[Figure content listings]
((

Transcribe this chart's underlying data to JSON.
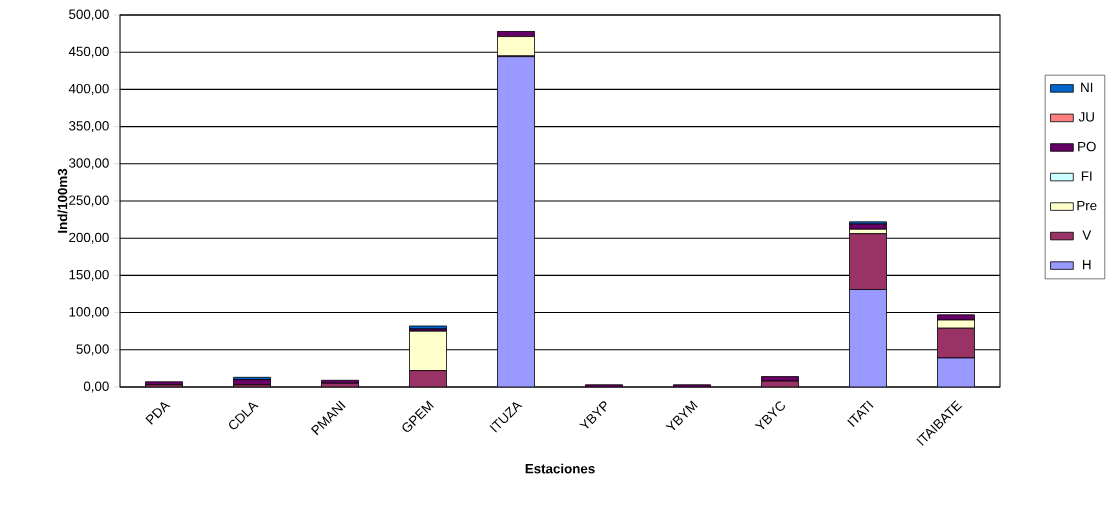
{
  "chart_data": {
    "type": "bar",
    "stacked": true,
    "xlabel": "Estaciones",
    "ylabel": "Ind/100m3",
    "categories": [
      "PDA",
      "CDLA",
      "PMANI",
      "GPEM",
      "ITUZA",
      "YBYP",
      "YBYM",
      "YBYC",
      "ITATI",
      "ITAIBATE"
    ],
    "series": [
      {
        "name": "H",
        "color": "#9999ff",
        "values": [
          0,
          0,
          0,
          0,
          444,
          0,
          0,
          0,
          131,
          39
        ]
      },
      {
        "name": "V",
        "color": "#993366",
        "values": [
          3,
          3,
          5,
          22,
          1,
          0,
          0,
          8,
          75,
          40
        ]
      },
      {
        "name": "Pre",
        "color": "#ffffcc",
        "values": [
          0,
          0,
          0,
          53,
          26,
          0,
          0,
          0,
          6,
          11
        ]
      },
      {
        "name": "FI",
        "color": "#ccffff",
        "values": [
          0,
          0,
          0,
          0,
          0,
          0,
          0,
          0,
          0,
          0
        ]
      },
      {
        "name": "PO",
        "color": "#660066",
        "values": [
          4,
          7,
          4,
          3,
          7,
          3,
          3,
          6,
          7,
          7
        ]
      },
      {
        "name": "JU",
        "color": "#ff8080",
        "values": [
          0,
          0,
          0,
          0,
          0,
          0,
          0,
          0,
          0,
          0
        ]
      },
      {
        "name": "NI",
        "color": "#0066cc",
        "values": [
          0,
          3,
          0,
          4,
          0,
          0,
          0,
          0,
          3,
          0
        ]
      }
    ],
    "ylim": [
      0,
      500
    ],
    "yticks": [
      {
        "value": 0,
        "label": "0,00"
      },
      {
        "value": 50,
        "label": "50,00"
      },
      {
        "value": 100,
        "label": "100,00"
      },
      {
        "value": 150,
        "label": "150,00"
      },
      {
        "value": 200,
        "label": "200,00"
      },
      {
        "value": 250,
        "label": "250,00"
      },
      {
        "value": 300,
        "label": "300,00"
      },
      {
        "value": 350,
        "label": "350,00"
      },
      {
        "value": 400,
        "label": "400,00"
      },
      {
        "value": 450,
        "label": "450,00"
      },
      {
        "value": 500,
        "label": "500,00"
      }
    ],
    "grid": "y",
    "legend": "right"
  }
}
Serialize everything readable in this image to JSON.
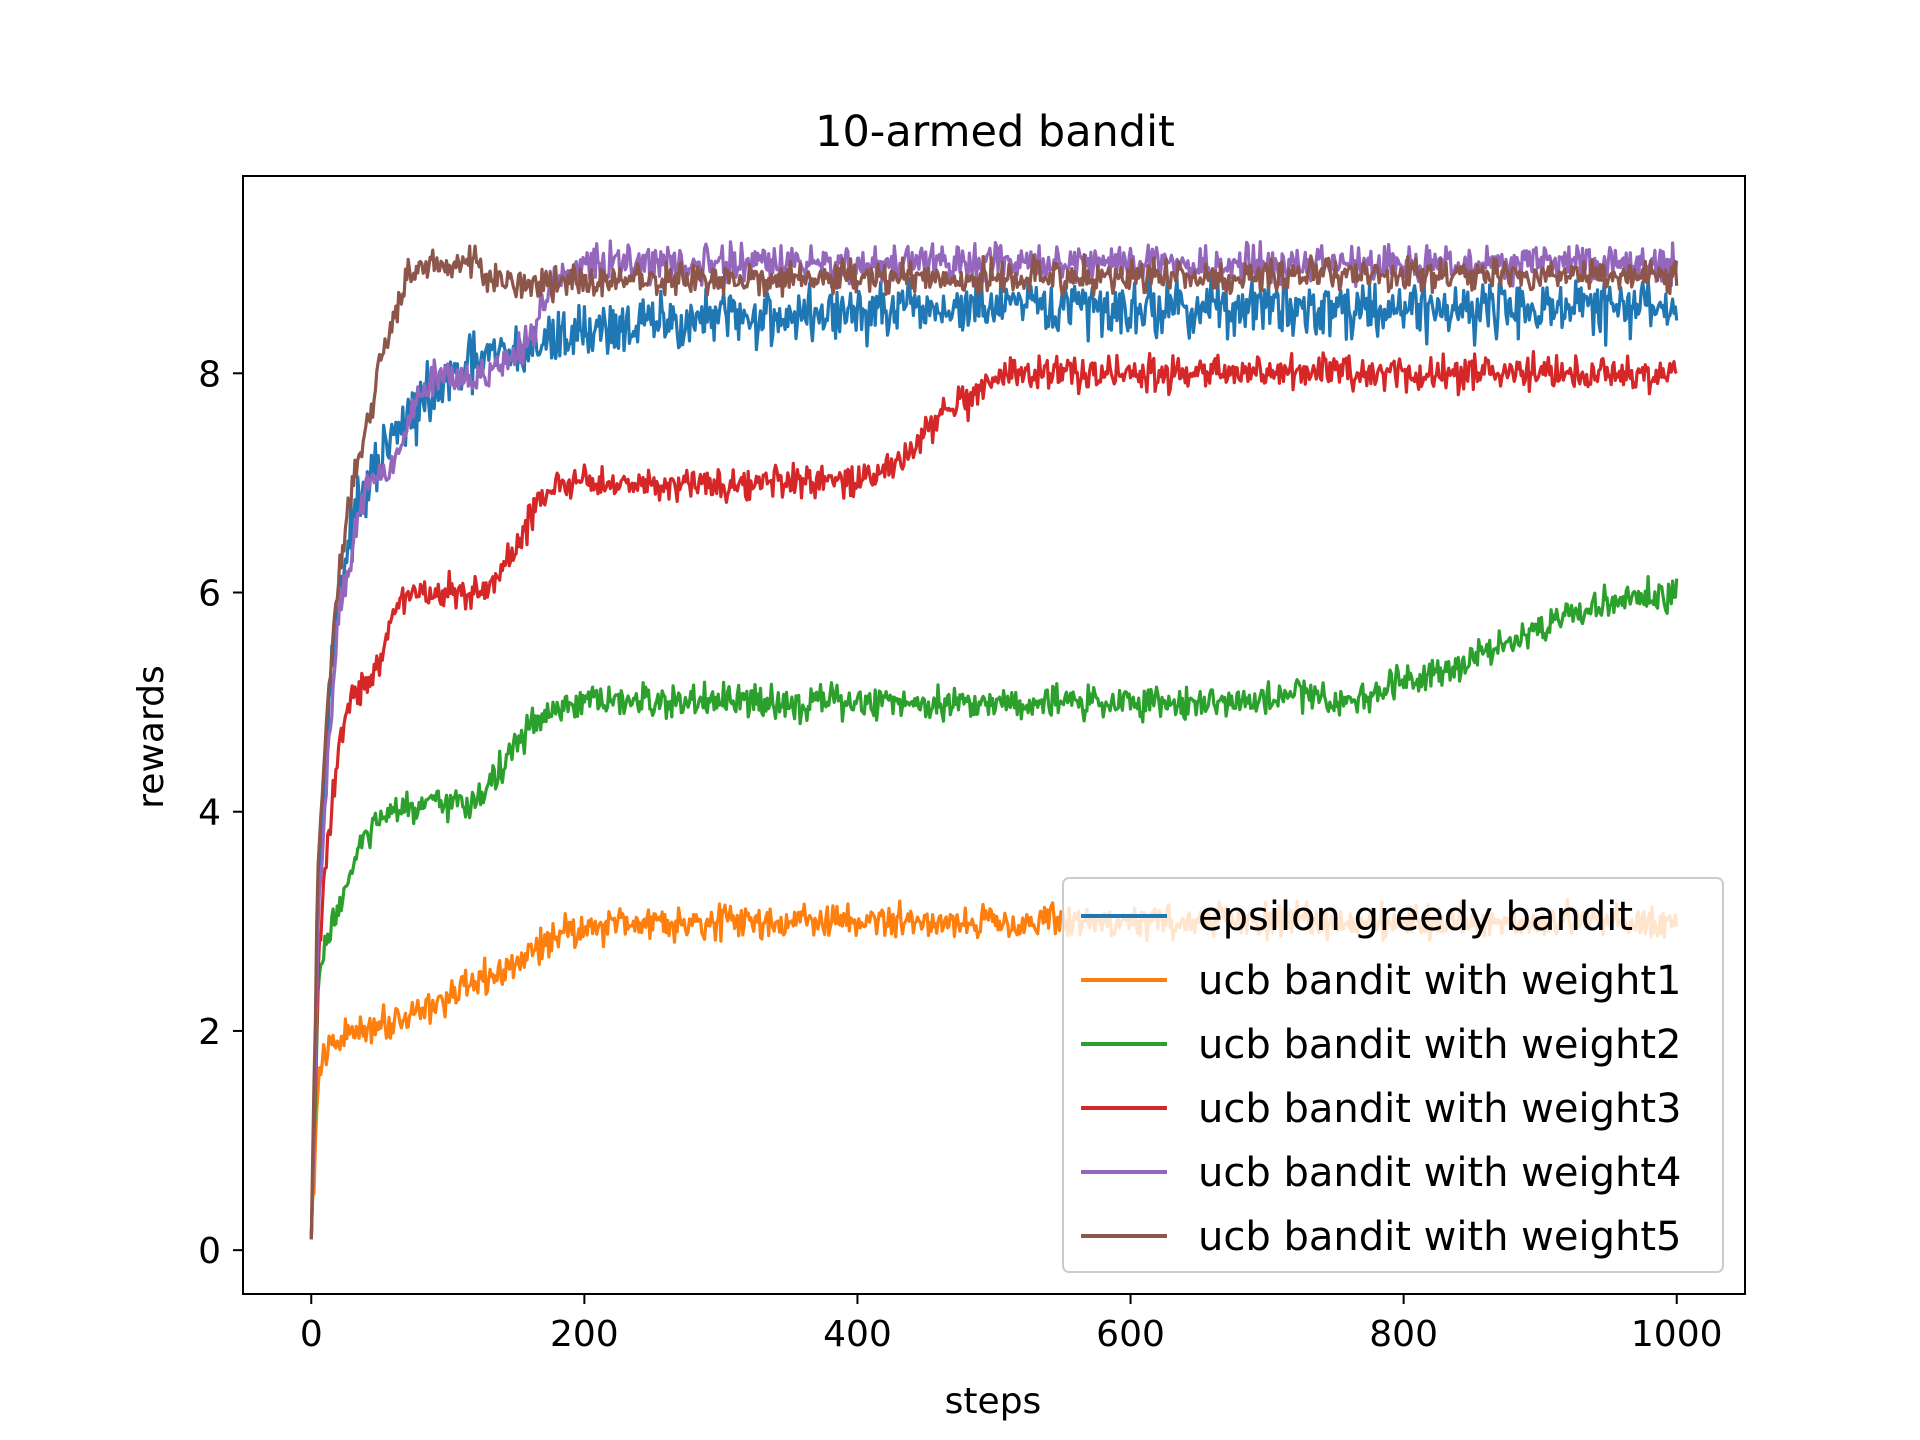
{
  "chart_data": {
    "type": "line",
    "title": "10-armed bandit",
    "xlabel": "steps",
    "ylabel": "rewards",
    "xlim": [
      -50,
      1050
    ],
    "ylim": [
      -0.4,
      9.8
    ],
    "xticks": [
      0,
      200,
      400,
      600,
      800,
      1000
    ],
    "yticks": [
      0,
      2,
      4,
      6,
      8
    ],
    "grid": false,
    "legend_position": "lower-right",
    "series": [
      {
        "name": "epsilon greedy bandit",
        "color": "#1f77b4",
        "noise": 0.22,
        "points": [
          [
            0,
            0.1
          ],
          [
            5,
            3.2
          ],
          [
            10,
            4.5
          ],
          [
            15,
            5.3
          ],
          [
            20,
            6.0
          ],
          [
            30,
            6.6
          ],
          [
            40,
            6.9
          ],
          [
            50,
            7.2
          ],
          [
            60,
            7.4
          ],
          [
            80,
            7.7
          ],
          [
            100,
            7.9
          ],
          [
            120,
            8.1
          ],
          [
            150,
            8.2
          ],
          [
            200,
            8.4
          ],
          [
            300,
            8.5
          ],
          [
            400,
            8.55
          ],
          [
            500,
            8.6
          ],
          [
            700,
            8.6
          ],
          [
            1000,
            8.6
          ]
        ]
      },
      {
        "name": "ucb bandit with weight1",
        "color": "#ff7f0e",
        "noise": 0.13,
        "points": [
          [
            0,
            0.1
          ],
          [
            5,
            1.5
          ],
          [
            10,
            1.8
          ],
          [
            30,
            2.0
          ],
          [
            60,
            2.1
          ],
          [
            100,
            2.3
          ],
          [
            150,
            2.6
          ],
          [
            180,
            2.9
          ],
          [
            230,
            3.0
          ],
          [
            1000,
            3.0
          ]
        ]
      },
      {
        "name": "ucb bandit with weight2",
        "color": "#2ca02c",
        "noise": 0.13,
        "points": [
          [
            0,
            0.1
          ],
          [
            5,
            2.3
          ],
          [
            10,
            2.8
          ],
          [
            25,
            3.3
          ],
          [
            40,
            3.8
          ],
          [
            60,
            4.0
          ],
          [
            120,
            4.1
          ],
          [
            140,
            4.4
          ],
          [
            160,
            4.8
          ],
          [
            200,
            5.0
          ],
          [
            700,
            5.0
          ],
          [
            720,
            5.1
          ],
          [
            760,
            5.0
          ],
          [
            800,
            5.2
          ],
          [
            850,
            5.4
          ],
          [
            900,
            5.7
          ],
          [
            950,
            5.9
          ],
          [
            1000,
            6.0
          ]
        ]
      },
      {
        "name": "ucb bandit with weight3",
        "color": "#d62728",
        "noise": 0.13,
        "points": [
          [
            0,
            0.1
          ],
          [
            5,
            2.5
          ],
          [
            10,
            3.5
          ],
          [
            20,
            4.6
          ],
          [
            30,
            5.1
          ],
          [
            50,
            5.3
          ],
          [
            60,
            5.8
          ],
          [
            70,
            6.0
          ],
          [
            130,
            6.0
          ],
          [
            150,
            6.4
          ],
          [
            165,
            6.8
          ],
          [
            180,
            7.0
          ],
          [
            400,
            7.0
          ],
          [
            430,
            7.2
          ],
          [
            460,
            7.6
          ],
          [
            490,
            7.8
          ],
          [
            510,
            8.0
          ],
          [
            1000,
            8.0
          ]
        ]
      },
      {
        "name": "ucb bandit with weight4",
        "color": "#9467bd",
        "noise": 0.14,
        "points": [
          [
            0,
            0.1
          ],
          [
            5,
            2.9
          ],
          [
            10,
            4.0
          ],
          [
            15,
            5.0
          ],
          [
            20,
            5.8
          ],
          [
            30,
            6.4
          ],
          [
            40,
            7.0
          ],
          [
            60,
            7.2
          ],
          [
            80,
            7.8
          ],
          [
            90,
            8.0
          ],
          [
            140,
            8.0
          ],
          [
            160,
            8.3
          ],
          [
            175,
            8.8
          ],
          [
            200,
            9.0
          ],
          [
            1000,
            9.0
          ]
        ]
      },
      {
        "name": "ucb bandit with weight5",
        "color": "#8c564b",
        "noise": 0.13,
        "points": [
          [
            0,
            0.1
          ],
          [
            5,
            3.5
          ],
          [
            10,
            4.6
          ],
          [
            15,
            5.5
          ],
          [
            20,
            6.1
          ],
          [
            30,
            7.0
          ],
          [
            40,
            7.5
          ],
          [
            50,
            8.0
          ],
          [
            60,
            8.5
          ],
          [
            70,
            8.9
          ],
          [
            100,
            9.0
          ],
          [
            120,
            9.05
          ],
          [
            130,
            8.85
          ],
          [
            160,
            8.8
          ],
          [
            200,
            8.85
          ],
          [
            1000,
            8.9
          ]
        ]
      }
    ]
  }
}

))

▶ Set task
Transcribe the material as is, with images omitted.

▶ Expected answer
Transcribe this chart's underlying data to JSON.
{
  "chart_data": {
    "type": "bar",
    "stacked": true,
    "xlabel": "Estaciones",
    "ylabel": "Ind/100m3",
    "categories": [
      "PDA",
      "CDLA",
      "PMANI",
      "GPEM",
      "ITUZA",
      "YBYP",
      "YBYM",
      "YBYC",
      "ITATI",
      "ITAIBATE"
    ],
    "series": [
      {
        "name": "H",
        "color": "#9999ff",
        "values": [
          0,
          0,
          0,
          0,
          444,
          0,
          0,
          0,
          131,
          39
        ]
      },
      {
        "name": "V",
        "color": "#993366",
        "values": [
          3,
          3,
          5,
          22,
          1,
          0,
          0,
          8,
          75,
          40
        ]
      },
      {
        "name": "Pre",
        "color": "#ffffcc",
        "values": [
          0,
          0,
          0,
          53,
          26,
          0,
          0,
          0,
          6,
          11
        ]
      },
      {
        "name": "FI",
        "color": "#ccffff",
        "values": [
          0,
          0,
          0,
          0,
          0,
          0,
          0,
          0,
          0,
          0
        ]
      },
      {
        "name": "PO",
        "color": "#660066",
        "values": [
          4,
          7,
          4,
          3,
          7,
          3,
          3,
          6,
          7,
          7
        ]
      },
      {
        "name": "JU",
        "color": "#ff8080",
        "values": [
          0,
          0,
          0,
          0,
          0,
          0,
          0,
          0,
          0,
          0
        ]
      },
      {
        "name": "NI",
        "color": "#0066cc",
        "values": [
          0,
          3,
          0,
          4,
          0,
          0,
          0,
          0,
          3,
          0
        ]
      }
    ],
    "ylim": [
      0,
      500
    ],
    "yticks": [
      {
        "value": 0,
        "label": "0,00"
      },
      {
        "value": 50,
        "label": "50,00"
      },
      {
        "value": 100,
        "label": "100,00"
      },
      {
        "value": 150,
        "label": "150,00"
      },
      {
        "value": 200,
        "label": "200,00"
      },
      {
        "value": 250,
        "label": "250,00"
      },
      {
        "value": 300,
        "label": "300,00"
      },
      {
        "value": 350,
        "label": "350,00"
      },
      {
        "value": 400,
        "label": "400,00"
      },
      {
        "value": 450,
        "label": "450,00"
      },
      {
        "value": 500,
        "label": "500,00"
      }
    ],
    "grid": "y",
    "legend": "right"
  }
}
Serialize everything readable in this image to JSON.
{
  "chart_data": {
    "type": "line",
    "title": "10-armed bandit",
    "xlabel": "steps",
    "ylabel": "rewards",
    "xlim": [
      -50,
      1050
    ],
    "ylim": [
      -0.4,
      9.8
    ],
    "xticks": [
      0,
      200,
      400,
      600,
      800,
      1000
    ],
    "yticks": [
      0,
      2,
      4,
      6,
      8
    ],
    "grid": false,
    "legend_position": "lower-right",
    "series": [
      {
        "name": "epsilon greedy bandit",
        "color": "#1f77b4",
        "noise": 0.22,
        "points": [
          [
            0,
            0.1
          ],
          [
            5,
            3.2
          ],
          [
            10,
            4.5
          ],
          [
            15,
            5.3
          ],
          [
            20,
            6.0
          ],
          [
            30,
            6.6
          ],
          [
            40,
            6.9
          ],
          [
            50,
            7.2
          ],
          [
            60,
            7.4
          ],
          [
            80,
            7.7
          ],
          [
            100,
            7.9
          ],
          [
            120,
            8.1
          ],
          [
            150,
            8.2
          ],
          [
            200,
            8.4
          ],
          [
            300,
            8.5
          ],
          [
            400,
            8.55
          ],
          [
            500,
            8.6
          ],
          [
            700,
            8.6
          ],
          [
            1000,
            8.6
          ]
        ]
      },
      {
        "name": "ucb bandit with weight1",
        "color": "#ff7f0e",
        "noise": 0.13,
        "points": [
          [
            0,
            0.1
          ],
          [
            5,
            1.5
          ],
          [
            10,
            1.8
          ],
          [
            30,
            2.0
          ],
          [
            60,
            2.1
          ],
          [
            100,
            2.3
          ],
          [
            150,
            2.6
          ],
          [
            180,
            2.9
          ],
          [
            230,
            3.0
          ],
          [
            1000,
            3.0
          ]
        ]
      },
      {
        "name": "ucb bandit with weight2",
        "color": "#2ca02c",
        "noise": 0.13,
        "points": [
          [
            0,
            0.1
          ],
          [
            5,
            2.3
          ],
          [
            10,
            2.8
          ],
          [
            25,
            3.3
          ],
          [
            40,
            3.8
          ],
          [
            60,
            4.0
          ],
          [
            120,
            4.1
          ],
          [
            140,
            4.4
          ],
          [
            160,
            4.8
          ],
          [
            200,
            5.0
          ],
          [
            700,
            5.0
          ],
          [
            720,
            5.1
          ],
          [
            760,
            5.0
          ],
          [
            800,
            5.2
          ],
          [
            850,
            5.4
          ],
          [
            900,
            5.7
          ],
          [
            950,
            5.9
          ],
          [
            1000,
            6.0
          ]
        ]
      },
      {
        "name": "ucb bandit with weight3",
        "color": "#d62728",
        "noise": 0.13,
        "points": [
          [
            0,
            0.1
          ],
          [
            5,
            2.5
          ],
          [
            10,
            3.5
          ],
          [
            20,
            4.6
          ],
          [
            30,
            5.1
          ],
          [
            50,
            5.3
          ],
          [
            60,
            5.8
          ],
          [
            70,
            6.0
          ],
          [
            130,
            6.0
          ],
          [
            150,
            6.4
          ],
          [
            165,
            6.8
          ],
          [
            180,
            7.0
          ],
          [
            400,
            7.0
          ],
          [
            430,
            7.2
          ],
          [
            460,
            7.6
          ],
          [
            490,
            7.8
          ],
          [
            510,
            8.0
          ],
          [
            1000,
            8.0
          ]
        ]
      },
      {
        "name": "ucb bandit with weight4",
        "color": "#9467bd",
        "noise": 0.14,
        "points": [
          [
            0,
            0.1
          ],
          [
            5,
            2.9
          ],
          [
            10,
            4.0
          ],
          [
            15,
            5.0
          ],
          [
            20,
            5.8
          ],
          [
            30,
            6.4
          ],
          [
            40,
            7.0
          ],
          [
            60,
            7.2
          ],
          [
            80,
            7.8
          ],
          [
            90,
            8.0
          ],
          [
            140,
            8.0
          ],
          [
            160,
            8.3
          ],
          [
            175,
            8.8
          ],
          [
            200,
            9.0
          ],
          [
            1000,
            9.0
          ]
        ]
      },
      {
        "name": "ucb bandit with weight5",
        "color": "#8c564b",
        "noise": 0.13,
        "points": [
          [
            0,
            0.1
          ],
          [
            5,
            3.5
          ],
          [
            10,
            4.6
          ],
          [
            15,
            5.5
          ],
          [
            20,
            6.1
          ],
          [
            30,
            7.0
          ],
          [
            40,
            7.5
          ],
          [
            50,
            8.0
          ],
          [
            60,
            8.5
          ],
          [
            70,
            8.9
          ],
          [
            100,
            9.0
          ],
          [
            120,
            9.05
          ],
          [
            130,
            8.85
          ],
          [
            160,
            8.8
          ],
          [
            200,
            8.85
          ],
          [
            1000,
            8.9
          ]
        ]
      }
    ]
  }
}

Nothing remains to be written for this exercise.